**DATA FOR PROCESSING**

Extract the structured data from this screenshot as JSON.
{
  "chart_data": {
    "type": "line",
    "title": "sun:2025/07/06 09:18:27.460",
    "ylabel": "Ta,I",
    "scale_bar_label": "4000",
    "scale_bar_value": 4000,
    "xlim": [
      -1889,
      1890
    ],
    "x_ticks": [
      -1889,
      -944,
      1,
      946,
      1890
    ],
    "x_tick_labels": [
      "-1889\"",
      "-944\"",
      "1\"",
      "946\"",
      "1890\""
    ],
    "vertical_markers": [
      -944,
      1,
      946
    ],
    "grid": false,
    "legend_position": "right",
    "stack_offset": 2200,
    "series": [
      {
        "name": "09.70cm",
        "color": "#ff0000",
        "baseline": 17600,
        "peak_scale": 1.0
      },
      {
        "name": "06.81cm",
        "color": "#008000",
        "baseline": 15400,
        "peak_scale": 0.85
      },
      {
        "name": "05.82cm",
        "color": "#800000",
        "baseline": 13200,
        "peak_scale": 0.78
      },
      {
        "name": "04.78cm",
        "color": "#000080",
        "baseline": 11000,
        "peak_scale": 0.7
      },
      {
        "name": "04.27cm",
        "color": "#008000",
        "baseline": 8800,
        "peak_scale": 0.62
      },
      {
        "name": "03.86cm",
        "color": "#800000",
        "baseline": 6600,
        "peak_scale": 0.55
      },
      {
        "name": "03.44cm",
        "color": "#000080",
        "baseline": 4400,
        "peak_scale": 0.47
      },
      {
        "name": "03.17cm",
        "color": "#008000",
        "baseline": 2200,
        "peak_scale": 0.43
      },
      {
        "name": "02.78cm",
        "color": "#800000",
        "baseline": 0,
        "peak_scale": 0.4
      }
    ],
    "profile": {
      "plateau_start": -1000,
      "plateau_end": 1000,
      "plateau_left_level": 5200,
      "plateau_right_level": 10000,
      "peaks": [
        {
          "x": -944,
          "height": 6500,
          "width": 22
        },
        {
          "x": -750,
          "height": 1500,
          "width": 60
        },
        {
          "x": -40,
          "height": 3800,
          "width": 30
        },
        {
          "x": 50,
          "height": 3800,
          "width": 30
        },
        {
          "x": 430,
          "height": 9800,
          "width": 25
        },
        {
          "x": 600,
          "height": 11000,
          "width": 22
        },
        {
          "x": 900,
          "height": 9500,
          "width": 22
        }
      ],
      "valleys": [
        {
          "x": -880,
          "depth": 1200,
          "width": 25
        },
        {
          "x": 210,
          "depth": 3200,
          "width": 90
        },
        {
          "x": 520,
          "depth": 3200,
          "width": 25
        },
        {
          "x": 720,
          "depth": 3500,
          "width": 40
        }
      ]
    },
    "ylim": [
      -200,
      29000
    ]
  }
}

==

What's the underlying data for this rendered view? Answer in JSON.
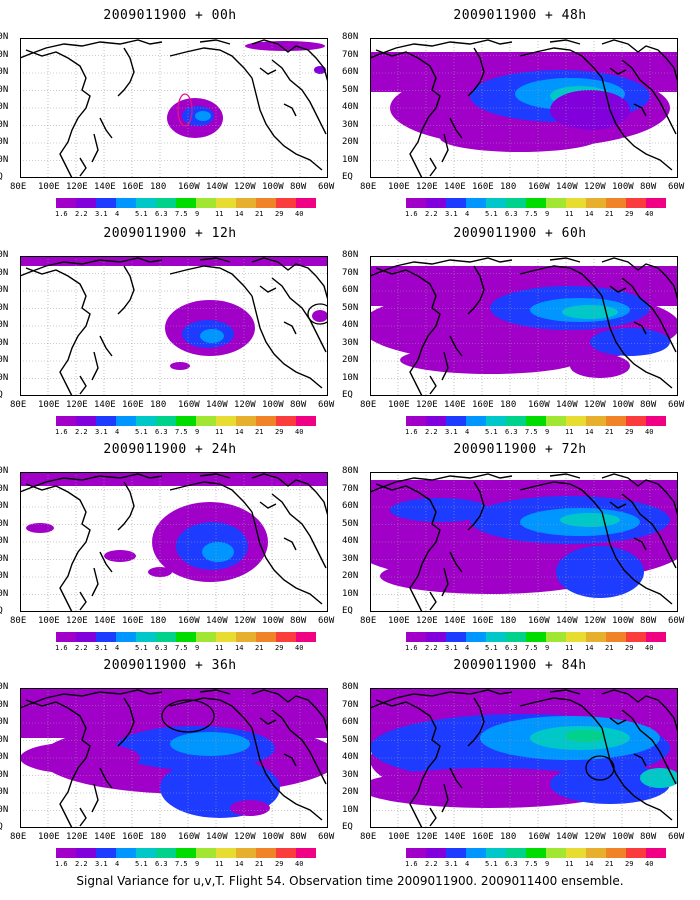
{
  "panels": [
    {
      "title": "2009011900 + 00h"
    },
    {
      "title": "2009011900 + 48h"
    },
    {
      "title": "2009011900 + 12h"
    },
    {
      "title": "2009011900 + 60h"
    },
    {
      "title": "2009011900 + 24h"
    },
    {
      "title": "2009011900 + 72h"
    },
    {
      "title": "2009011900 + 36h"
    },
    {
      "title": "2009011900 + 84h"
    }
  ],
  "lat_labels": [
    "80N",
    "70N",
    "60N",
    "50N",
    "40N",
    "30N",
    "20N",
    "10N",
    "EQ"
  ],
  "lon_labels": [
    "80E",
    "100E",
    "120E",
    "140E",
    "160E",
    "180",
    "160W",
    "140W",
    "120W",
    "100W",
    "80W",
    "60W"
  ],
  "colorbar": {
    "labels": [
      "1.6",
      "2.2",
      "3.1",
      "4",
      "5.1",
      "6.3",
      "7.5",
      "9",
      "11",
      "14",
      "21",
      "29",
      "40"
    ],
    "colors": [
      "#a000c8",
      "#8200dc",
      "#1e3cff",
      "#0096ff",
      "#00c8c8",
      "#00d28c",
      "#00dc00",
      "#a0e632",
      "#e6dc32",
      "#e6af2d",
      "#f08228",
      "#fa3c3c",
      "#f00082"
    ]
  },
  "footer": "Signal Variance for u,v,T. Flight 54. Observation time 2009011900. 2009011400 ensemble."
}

**DIRECTIONS FOR THIS TASK**
From the data above, show each line that contains "baseline".

**RESULT FOR THIS TASK**
        "baseline": 17600,
        "baseline": 15400,
        "baseline": 13200,
        "baseline": 11000,
        "baseline": 8800,
        "baseline": 6600,
        "baseline": 4400,
        "baseline": 2200,
        "baseline": 0,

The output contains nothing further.